● **Work to be completed**
Write out all entries word for word.

Start Input records

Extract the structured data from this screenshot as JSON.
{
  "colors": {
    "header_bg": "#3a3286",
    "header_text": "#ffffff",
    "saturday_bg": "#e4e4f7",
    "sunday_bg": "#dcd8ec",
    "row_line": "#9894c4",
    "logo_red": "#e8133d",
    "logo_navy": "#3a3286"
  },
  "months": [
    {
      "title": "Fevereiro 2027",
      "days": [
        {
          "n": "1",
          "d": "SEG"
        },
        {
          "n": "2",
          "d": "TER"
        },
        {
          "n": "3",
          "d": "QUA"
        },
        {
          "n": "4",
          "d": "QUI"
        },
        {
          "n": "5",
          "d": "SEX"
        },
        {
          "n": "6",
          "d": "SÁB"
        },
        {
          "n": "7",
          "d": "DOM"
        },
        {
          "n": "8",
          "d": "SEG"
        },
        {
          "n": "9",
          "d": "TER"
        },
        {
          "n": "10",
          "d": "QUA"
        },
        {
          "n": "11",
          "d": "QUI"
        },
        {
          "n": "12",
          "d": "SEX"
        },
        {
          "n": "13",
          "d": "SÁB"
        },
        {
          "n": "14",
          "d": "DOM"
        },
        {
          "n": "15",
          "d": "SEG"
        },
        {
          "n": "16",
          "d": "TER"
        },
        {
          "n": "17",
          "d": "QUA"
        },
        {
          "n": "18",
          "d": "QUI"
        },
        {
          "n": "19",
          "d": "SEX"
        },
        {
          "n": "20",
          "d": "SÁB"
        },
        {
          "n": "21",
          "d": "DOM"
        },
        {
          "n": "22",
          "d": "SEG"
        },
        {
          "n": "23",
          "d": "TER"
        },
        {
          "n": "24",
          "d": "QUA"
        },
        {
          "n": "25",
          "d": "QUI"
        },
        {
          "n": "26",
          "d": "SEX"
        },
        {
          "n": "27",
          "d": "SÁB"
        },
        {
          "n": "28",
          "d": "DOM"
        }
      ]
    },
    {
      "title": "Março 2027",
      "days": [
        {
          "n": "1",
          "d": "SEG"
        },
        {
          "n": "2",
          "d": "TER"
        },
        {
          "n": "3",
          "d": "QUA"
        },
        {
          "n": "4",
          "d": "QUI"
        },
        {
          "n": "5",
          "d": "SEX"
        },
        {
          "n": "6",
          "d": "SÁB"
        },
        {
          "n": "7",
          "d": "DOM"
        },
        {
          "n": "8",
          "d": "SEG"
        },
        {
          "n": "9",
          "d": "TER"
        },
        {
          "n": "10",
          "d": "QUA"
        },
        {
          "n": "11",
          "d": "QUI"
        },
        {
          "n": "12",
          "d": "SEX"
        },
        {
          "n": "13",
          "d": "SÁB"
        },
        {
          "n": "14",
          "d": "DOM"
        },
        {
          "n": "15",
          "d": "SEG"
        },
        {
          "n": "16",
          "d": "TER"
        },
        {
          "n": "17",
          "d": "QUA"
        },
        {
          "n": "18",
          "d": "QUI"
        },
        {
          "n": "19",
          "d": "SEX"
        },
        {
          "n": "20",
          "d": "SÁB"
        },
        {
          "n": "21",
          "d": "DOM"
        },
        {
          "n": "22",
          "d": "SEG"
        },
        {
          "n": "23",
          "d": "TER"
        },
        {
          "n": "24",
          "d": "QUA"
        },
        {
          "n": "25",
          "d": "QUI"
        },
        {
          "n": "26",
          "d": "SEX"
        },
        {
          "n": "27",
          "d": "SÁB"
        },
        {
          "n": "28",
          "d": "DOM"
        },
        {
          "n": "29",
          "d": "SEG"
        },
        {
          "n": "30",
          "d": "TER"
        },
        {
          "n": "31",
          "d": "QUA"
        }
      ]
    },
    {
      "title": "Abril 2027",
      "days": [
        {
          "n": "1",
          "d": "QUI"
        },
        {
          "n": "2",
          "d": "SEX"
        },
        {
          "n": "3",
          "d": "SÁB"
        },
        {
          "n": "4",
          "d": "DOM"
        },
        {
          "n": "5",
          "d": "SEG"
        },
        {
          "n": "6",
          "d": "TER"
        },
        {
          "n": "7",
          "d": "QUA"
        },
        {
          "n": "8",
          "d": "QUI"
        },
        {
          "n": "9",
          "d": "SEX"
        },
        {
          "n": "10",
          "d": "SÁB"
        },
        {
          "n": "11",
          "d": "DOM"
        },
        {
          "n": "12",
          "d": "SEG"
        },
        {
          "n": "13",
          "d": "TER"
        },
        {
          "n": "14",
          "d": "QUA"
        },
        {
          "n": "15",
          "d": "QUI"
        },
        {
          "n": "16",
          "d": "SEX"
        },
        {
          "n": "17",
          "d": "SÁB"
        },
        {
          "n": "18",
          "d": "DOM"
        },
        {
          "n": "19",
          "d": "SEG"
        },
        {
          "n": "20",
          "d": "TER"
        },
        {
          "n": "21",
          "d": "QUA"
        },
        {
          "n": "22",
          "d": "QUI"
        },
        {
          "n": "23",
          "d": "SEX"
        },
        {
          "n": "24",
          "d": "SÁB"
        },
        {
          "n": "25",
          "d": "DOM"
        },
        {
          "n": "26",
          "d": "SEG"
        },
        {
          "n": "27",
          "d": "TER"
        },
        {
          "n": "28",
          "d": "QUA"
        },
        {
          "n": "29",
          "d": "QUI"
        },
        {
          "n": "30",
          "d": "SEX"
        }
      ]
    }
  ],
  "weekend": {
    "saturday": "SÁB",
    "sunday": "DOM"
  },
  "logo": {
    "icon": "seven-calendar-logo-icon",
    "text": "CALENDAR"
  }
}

End Input records

● **Answer to the task**
Extract the structured data from this screenshot as JSON.
{
  "colors": {
    "header_bg": "#3a3286",
    "header_text": "#ffffff",
    "saturday_bg": "#e4e4f7",
    "sunday_bg": "#dcd8ec",
    "row_line": "#9894c4",
    "logo_red": "#e8133d",
    "logo_navy": "#3a3286"
  },
  "months": [
    {
      "title": "Fevereiro 2027",
      "days": [
        {
          "n": "1",
          "d": "SEG"
        },
        {
          "n": "2",
          "d": "TER"
        },
        {
          "n": "3",
          "d": "QUA"
        },
        {
          "n": "4",
          "d": "QUI"
        },
        {
          "n": "5",
          "d": "SEX"
        },
        {
          "n": "6",
          "d": "SÁB"
        },
        {
          "n": "7",
          "d": "DOM"
        },
        {
          "n": "8",
          "d": "SEG"
        },
        {
          "n": "9",
          "d": "TER"
        },
        {
          "n": "10",
          "d": "QUA"
        },
        {
          "n": "11",
          "d": "QUI"
        },
        {
          "n": "12",
          "d": "SEX"
        },
        {
          "n": "13",
          "d": "SÁB"
        },
        {
          "n": "14",
          "d": "DOM"
        },
        {
          "n": "15",
          "d": "SEG"
        },
        {
          "n": "16",
          "d": "TER"
        },
        {
          "n": "17",
          "d": "QUA"
        },
        {
          "n": "18",
          "d": "QUI"
        },
        {
          "n": "19",
          "d": "SEX"
        },
        {
          "n": "20",
          "d": "SÁB"
        },
        {
          "n": "21",
          "d": "DOM"
        },
        {
          "n": "22",
          "d": "SEG"
        },
        {
          "n": "23",
          "d": "TER"
        },
        {
          "n": "24",
          "d": "QUA"
        },
        {
          "n": "25",
          "d": "QUI"
        },
        {
          "n": "26",
          "d": "SEX"
        },
        {
          "n": "27",
          "d": "SÁB"
        },
        {
          "n": "28",
          "d": "DOM"
        }
      ]
    },
    {
      "title": "Março 2027",
      "days": [
        {
          "n": "1",
          "d": "SEG"
        },
        {
          "n": "2",
          "d": "TER"
        },
        {
          "n": "3",
          "d": "QUA"
        },
        {
          "n": "4",
          "d": "QUI"
        },
        {
          "n": "5",
          "d": "SEX"
        },
        {
          "n": "6",
          "d": "SÁB"
        },
        {
          "n": "7",
          "d": "DOM"
        },
        {
          "n": "8",
          "d": "SEG"
        },
        {
          "n": "9",
          "d": "TER"
        },
        {
          "n": "10",
          "d": "QUA"
        },
        {
          "n": "11",
          "d": "QUI"
        },
        {
          "n": "12",
          "d": "SEX"
        },
        {
          "n": "13",
          "d": "SÁB"
        },
        {
          "n": "14",
          "d": "DOM"
        },
        {
          "n": "15",
          "d": "SEG"
        },
        {
          "n": "16",
          "d": "TER"
        },
        {
          "n": "17",
          "d": "QUA"
        },
        {
          "n": "18",
          "d": "QUI"
        },
        {
          "n": "19",
          "d": "SEX"
        },
        {
          "n": "20",
          "d": "SÁB"
        },
        {
          "n": "21",
          "d": "DOM"
        },
        {
          "n": "22",
          "d": "SEG"
        },
        {
          "n": "23",
          "d": "TER"
        },
        {
          "n": "24",
          "d": "QUA"
        },
        {
          "n": "25",
          "d": "QUI"
        },
        {
          "n": "26",
          "d": "SEX"
        },
        {
          "n": "27",
          "d": "SÁB"
        },
        {
          "n": "28",
          "d": "DOM"
        },
        {
          "n": "29",
          "d": "SEG"
        },
        {
          "n": "30",
          "d": "TER"
        },
        {
          "n": "31",
          "d": "QUA"
        }
      ]
    },
    {
      "title": "Abril 2027",
      "days": [
        {
          "n": "1",
          "d": "QUI"
        },
        {
          "n": "2",
          "d": "SEX"
        },
        {
          "n": "3",
          "d": "SÁB"
        },
        {
          "n": "4",
          "d": "DOM"
        },
        {
          "n": "5",
          "d": "SEG"
        },
        {
          "n": "6",
          "d": "TER"
        },
        {
          "n": "7",
          "d": "QUA"
        },
        {
          "n": "8",
          "d": "QUI"
        },
        {
          "n": "9",
          "d": "SEX"
        },
        {
          "n": "10",
          "d": "SÁB"
        },
        {
          "n": "11",
          "d": "DOM"
        },
        {
          "n": "12",
          "d": "SEG"
        },
        {
          "n": "13",
          "d": "TER"
        },
        {
          "n": "14",
          "d": "QUA"
        },
        {
          "n": "15",
          "d": "QUI"
        },
        {
          "n": "16",
          "d": "SEX"
        },
        {
          "n": "17",
          "d": "SÁB"
        },
        {
          "n": "18",
          "d": "DOM"
        },
        {
          "n": "19",
          "d": "SEG"
        },
        {
          "n": "20",
          "d": "TER"
        },
        {
          "n": "21",
          "d": "QUA"
        },
        {
          "n": "22",
          "d": "QUI"
        },
        {
          "n": "23",
          "d": "SEX"
        },
        {
          "n": "24",
          "d": "SÁB"
        },
        {
          "n": "25",
          "d": "DOM"
        },
        {
          "n": "26",
          "d": "SEG"
        },
        {
          "n": "27",
          "d": "TER"
        },
        {
          "n": "28",
          "d": "QUA"
        },
        {
          "n": "29",
          "d": "QUI"
        },
        {
          "n": "30",
          "d": "SEX"
        }
      ]
    }
  ],
  "weekend": {
    "saturday": "SÁB",
    "sunday": "DOM"
  },
  "logo": {
    "icon": "seven-calendar-logo-icon",
    "text": "CALENDAR"
  }
}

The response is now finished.